*** TEXT BLOCK ***

If you’re new to aggregated binomial or logistic regression, those estimates might be confusing. For technical reasons–see here–, they’re in the log-odds metric. But we can use the brms::inv_logit_scaled() function to convert them back to a probability metric. Why would we want a probability metric?, you might ask. As it turns out, batting average is in a probability metric, too. So you might also think of the inv_logit_scaled() function as turning the model results into a batting-average metric. For example, if we wanted to get the estimated batting average for E. Rodriguez based on the y_fit model (i.e., the model corresponding to the $y$ estimator), we might do something like this.

fixef(fit_y)["playerERodriguez", 1] %>% 
  inv_logit_scaled()

## [1] 0.2282195

To double check the model returned a sensible estimate, here’s the corresponding y value from the baseball data.

baseball %>% 
  filter(player == "E Rodriguez") %>% 
  select(y)

## # A tibble: 1 × 1
##       y
##   <dbl>
## 1 0.222

It’s a little off, but in the right ballpark. Here is the corresponding estimate from the multilevel model, fit_z.

coef(fit_z)$player["E Rodriguez", 1, ] %>% inv_logit_scaled()

## [1] 0.2564979

And indeed that’s pretty close to the z value from the baseball data, too.

baseball %>% 
  filter(player == "E Rodriguez") %>% 
  select(z)

*** DATA SHOWN ***

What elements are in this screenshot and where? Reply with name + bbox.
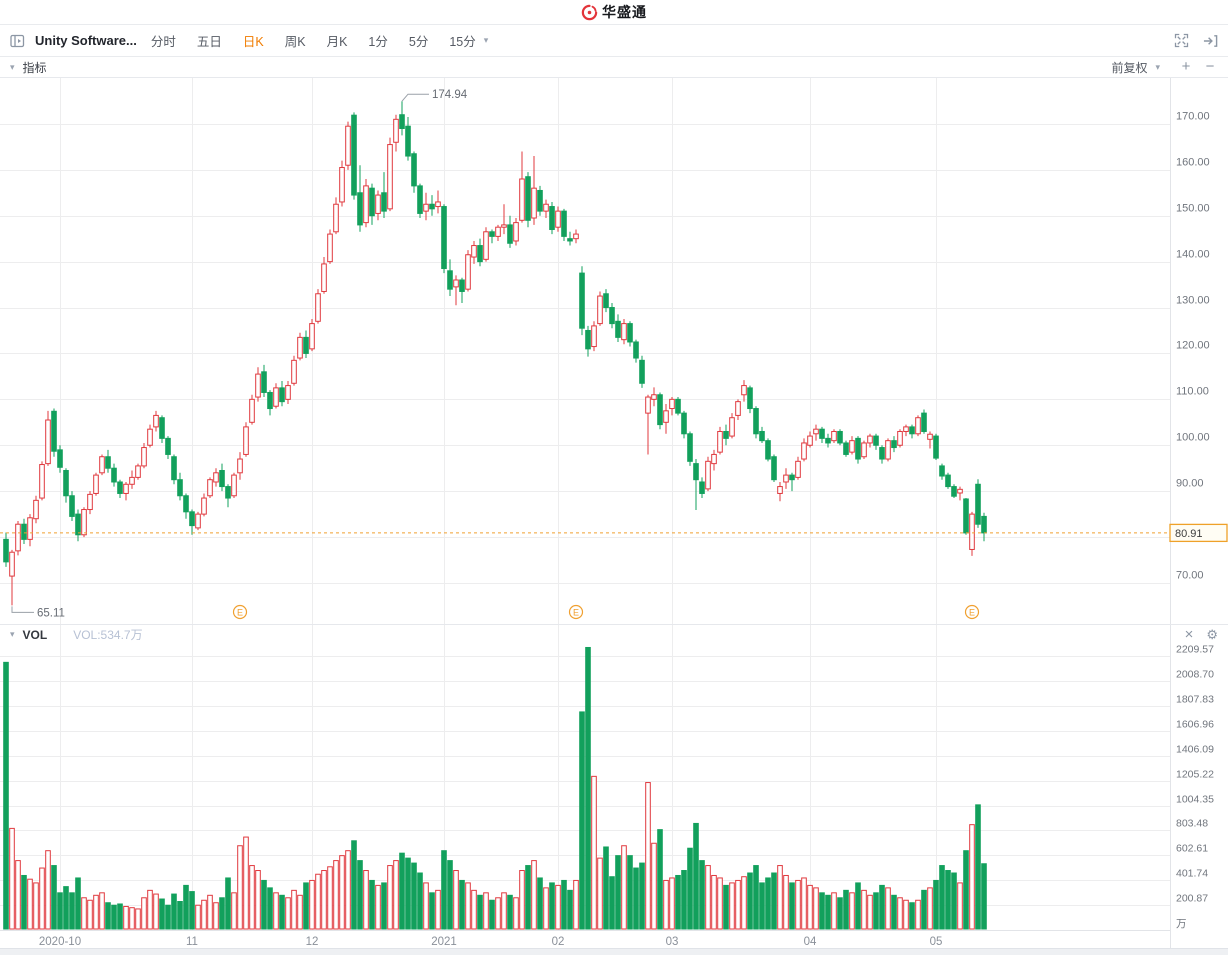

***

▶ [EXERCISE INSTRUCTIONS]
a – Decide whether each statement agrees with the text on converting model estimates to batting averages: (i) the estimates from aggregated binomial or logistic regression are in the log-odds metric; (ii) batting average is in a probability metric; (iii) the estimate for E. Rodriguez from the model corresponding to the y estimator matches the y value in the baseball data exactly. For each, answer yes or no and quote the deciding words of the text.
b – Resume the text on converting model estimates to batting averages, starting right after its final line.
The listing has no connection to the text on converting model estimates to batting averages.

▶ [RESPONSES BY TASK]
a –
(i) Yes: "they’re in the log-odds metric"
(ii) Yes: "batting average is in a probability metric, too"
(iii) No: "It’s a little off, but in the right ballpark."

b –
## # A tibble: 1 × 1
##       z
##   <dbl>
## 1 0.256

So now we have these too competing ways to model the data of the first 45 times at bat, let’s see how well their estimates predict the true_ba values. We’ll do so with a couple plots. This first one is of the single-level model which did not pool the batting averages.

# get the `fitted()` draws and wrangle a bit
f_y <-
  baseball %>% 
  distinct(player) %>% 
  add_fitted_draws(fit_y, dpar = "mu") %>% 
  left_join(baseball %>% 
              select(player, true_ba))
  
# save the plot
p1 <-
  f_y %>% 
  ggplot(aes(x = mu, y = reorder(player, true_ba))) +
  geom_vline(xintercept = mean(baseball$true_ba), color = "white") +
  stat_interval(.width = .95, alpha = 1/3, color = nw_green) +
  stat_interval(.width = .50, alpha = 1/3, color = nw_green) +
  geom_point(data = baseball,
             aes(x = true_ba),
             size = 2, alpha = 3/4,
             color = navy_blue) +
  labs(subtitle = "fit_y, the no pooling model",
       x = "batting average", 
       y = NULL) +
  coord_cartesian(xlim = c(0, .6)) +
  theme(axis.text.y = element_text(hjust = 0),
        axis.ticks.y = element_blank(),
        plot.subtitle = element_text(hjust = .5))

Note our use of some handy convenience functions (i.e., add_fitted_draws() and stat_interval()) from the tidybayes package ( Kay, 2022).

This second plot is almost the same as the previous one, but this time based on the partial-pooling multilevel model.

f_z <-
  baseball %>% 
  distinct(player) %>% 
  add_fitted_draws(fit_z, dpar = "mu") %>% 
  left_join(baseball %>% 
              select(player, true_ba))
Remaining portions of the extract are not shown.